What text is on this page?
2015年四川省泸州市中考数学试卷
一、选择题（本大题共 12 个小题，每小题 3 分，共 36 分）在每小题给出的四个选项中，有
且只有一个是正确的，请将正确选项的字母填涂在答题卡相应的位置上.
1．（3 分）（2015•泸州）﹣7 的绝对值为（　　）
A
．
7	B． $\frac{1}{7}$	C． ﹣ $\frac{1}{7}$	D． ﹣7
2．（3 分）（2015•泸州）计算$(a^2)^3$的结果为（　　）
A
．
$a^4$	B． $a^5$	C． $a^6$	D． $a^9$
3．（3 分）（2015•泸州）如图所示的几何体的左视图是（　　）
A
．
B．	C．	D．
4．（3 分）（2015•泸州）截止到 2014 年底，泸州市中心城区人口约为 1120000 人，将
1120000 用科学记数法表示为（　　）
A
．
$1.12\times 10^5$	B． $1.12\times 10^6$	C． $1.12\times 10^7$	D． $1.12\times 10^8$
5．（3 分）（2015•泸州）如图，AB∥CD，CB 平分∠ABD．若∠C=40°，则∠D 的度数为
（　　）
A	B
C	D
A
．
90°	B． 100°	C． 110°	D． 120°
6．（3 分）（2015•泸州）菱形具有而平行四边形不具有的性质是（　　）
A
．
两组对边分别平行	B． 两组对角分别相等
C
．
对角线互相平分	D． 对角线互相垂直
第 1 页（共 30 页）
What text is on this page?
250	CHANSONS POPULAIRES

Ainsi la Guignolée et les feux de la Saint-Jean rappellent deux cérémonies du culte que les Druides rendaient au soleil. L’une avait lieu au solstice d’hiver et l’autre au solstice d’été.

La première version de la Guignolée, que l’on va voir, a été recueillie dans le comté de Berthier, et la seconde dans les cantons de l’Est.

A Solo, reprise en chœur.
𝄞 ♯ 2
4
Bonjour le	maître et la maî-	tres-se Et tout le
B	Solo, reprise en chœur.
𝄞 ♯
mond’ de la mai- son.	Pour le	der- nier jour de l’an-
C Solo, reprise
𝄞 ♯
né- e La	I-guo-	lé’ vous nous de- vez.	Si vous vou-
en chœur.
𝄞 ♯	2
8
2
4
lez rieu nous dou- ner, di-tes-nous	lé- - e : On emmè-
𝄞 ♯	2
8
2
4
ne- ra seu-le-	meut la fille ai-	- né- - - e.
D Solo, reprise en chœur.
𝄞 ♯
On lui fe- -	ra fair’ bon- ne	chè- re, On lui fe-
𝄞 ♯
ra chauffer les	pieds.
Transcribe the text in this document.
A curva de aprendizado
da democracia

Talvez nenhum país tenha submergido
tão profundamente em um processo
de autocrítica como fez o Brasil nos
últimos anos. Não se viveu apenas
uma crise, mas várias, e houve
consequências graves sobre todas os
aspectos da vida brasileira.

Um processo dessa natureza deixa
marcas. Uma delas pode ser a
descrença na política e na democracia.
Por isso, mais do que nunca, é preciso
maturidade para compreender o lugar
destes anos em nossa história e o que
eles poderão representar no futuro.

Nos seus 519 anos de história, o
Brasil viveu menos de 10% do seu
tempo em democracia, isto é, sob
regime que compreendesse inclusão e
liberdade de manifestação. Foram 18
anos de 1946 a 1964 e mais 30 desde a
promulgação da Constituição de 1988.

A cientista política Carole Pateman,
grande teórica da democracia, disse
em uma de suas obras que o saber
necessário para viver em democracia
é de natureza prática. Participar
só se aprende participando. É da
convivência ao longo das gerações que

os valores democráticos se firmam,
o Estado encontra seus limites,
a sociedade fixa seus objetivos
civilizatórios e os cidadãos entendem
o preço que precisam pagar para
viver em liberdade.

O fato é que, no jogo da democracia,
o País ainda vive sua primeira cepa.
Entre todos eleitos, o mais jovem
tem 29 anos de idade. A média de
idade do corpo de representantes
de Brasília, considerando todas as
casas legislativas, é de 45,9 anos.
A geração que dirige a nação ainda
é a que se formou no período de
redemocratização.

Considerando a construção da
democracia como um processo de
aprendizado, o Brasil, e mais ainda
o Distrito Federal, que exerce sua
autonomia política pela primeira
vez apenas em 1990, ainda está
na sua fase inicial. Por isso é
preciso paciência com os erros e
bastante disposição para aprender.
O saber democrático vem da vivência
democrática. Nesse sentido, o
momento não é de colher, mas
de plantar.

====================

## AIM
Looking at the records above, count the lines where the word "anos" appears. State only the number.

## FULL SOLUTION
6